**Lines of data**
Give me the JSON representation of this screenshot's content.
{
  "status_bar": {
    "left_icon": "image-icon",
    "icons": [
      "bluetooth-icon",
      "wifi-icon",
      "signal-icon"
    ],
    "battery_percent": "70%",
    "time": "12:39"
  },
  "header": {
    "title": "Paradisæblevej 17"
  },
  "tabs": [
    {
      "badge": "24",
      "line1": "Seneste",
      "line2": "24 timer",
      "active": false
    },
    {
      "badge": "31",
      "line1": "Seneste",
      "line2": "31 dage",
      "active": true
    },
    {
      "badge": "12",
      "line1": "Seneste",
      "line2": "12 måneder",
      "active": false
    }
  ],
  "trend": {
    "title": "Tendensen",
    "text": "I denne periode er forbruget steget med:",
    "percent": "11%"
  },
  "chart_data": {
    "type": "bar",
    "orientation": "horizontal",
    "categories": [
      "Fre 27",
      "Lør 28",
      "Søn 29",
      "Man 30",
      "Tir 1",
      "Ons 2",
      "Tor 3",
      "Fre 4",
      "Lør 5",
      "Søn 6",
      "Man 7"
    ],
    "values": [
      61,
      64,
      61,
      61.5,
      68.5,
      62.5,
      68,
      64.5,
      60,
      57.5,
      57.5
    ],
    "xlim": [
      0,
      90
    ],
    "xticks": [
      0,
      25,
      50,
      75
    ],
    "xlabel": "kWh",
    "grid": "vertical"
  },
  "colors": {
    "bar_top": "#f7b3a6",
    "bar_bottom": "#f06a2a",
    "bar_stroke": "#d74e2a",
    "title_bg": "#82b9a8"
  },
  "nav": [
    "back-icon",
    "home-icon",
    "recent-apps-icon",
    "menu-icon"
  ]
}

**Exercise brief**
Write out every line of the material again, exactly as it reads.

**Output below**
Give me the JSON representation of this screenshot's content.
{
  "status_bar": {
    "left_icon": "image-icon",
    "icons": [
      "bluetooth-icon",
      "wifi-icon",
      "signal-icon"
    ],
    "battery_percent": "70%",
    "time": "12:39"
  },
  "header": {
    "title": "Paradisæblevej 17"
  },
  "tabs": [
    {
      "badge": "24",
      "line1": "Seneste",
      "line2": "24 timer",
      "active": false
    },
    {
      "badge": "31",
      "line1": "Seneste",
      "line2": "31 dage",
      "active": true
    },
    {
      "badge": "12",
      "line1": "Seneste",
      "line2": "12 måneder",
      "active": false
    }
  ],
  "trend": {
    "title": "Tendensen",
    "text": "I denne periode er forbruget steget med:",
    "percent": "11%"
  },
  "chart_data": {
    "type": "bar",
    "orientation": "horizontal",
    "categories": [
      "Fre 27",
      "Lør 28",
      "Søn 29",
      "Man 30",
      "Tir 1",
      "Ons 2",
      "Tor 3",
      "Fre 4",
      "Lør 5",
      "Søn 6",
      "Man 7"
    ],
    "values": [
      61,
      64,
      61,
      61.5,
      68.5,
      62.5,
      68,
      64.5,
      60,
      57.5,
      57.5
    ],
    "xlim": [
      0,
      90
    ],
    "xticks": [
      0,
      25,
      50,
      75
    ],
    "xlabel": "kWh",
    "grid": "vertical"
  },
  "colors": {
    "bar_top": "#f7b3a6",
    "bar_bottom": "#f06a2a",
    "bar_stroke": "#d74e2a",
    "title_bg": "#82b9a8"
  },
  "nav": [
    "back-icon",
    "home-icon",
    "recent-apps-icon",
    "menu-icon"
  ]
}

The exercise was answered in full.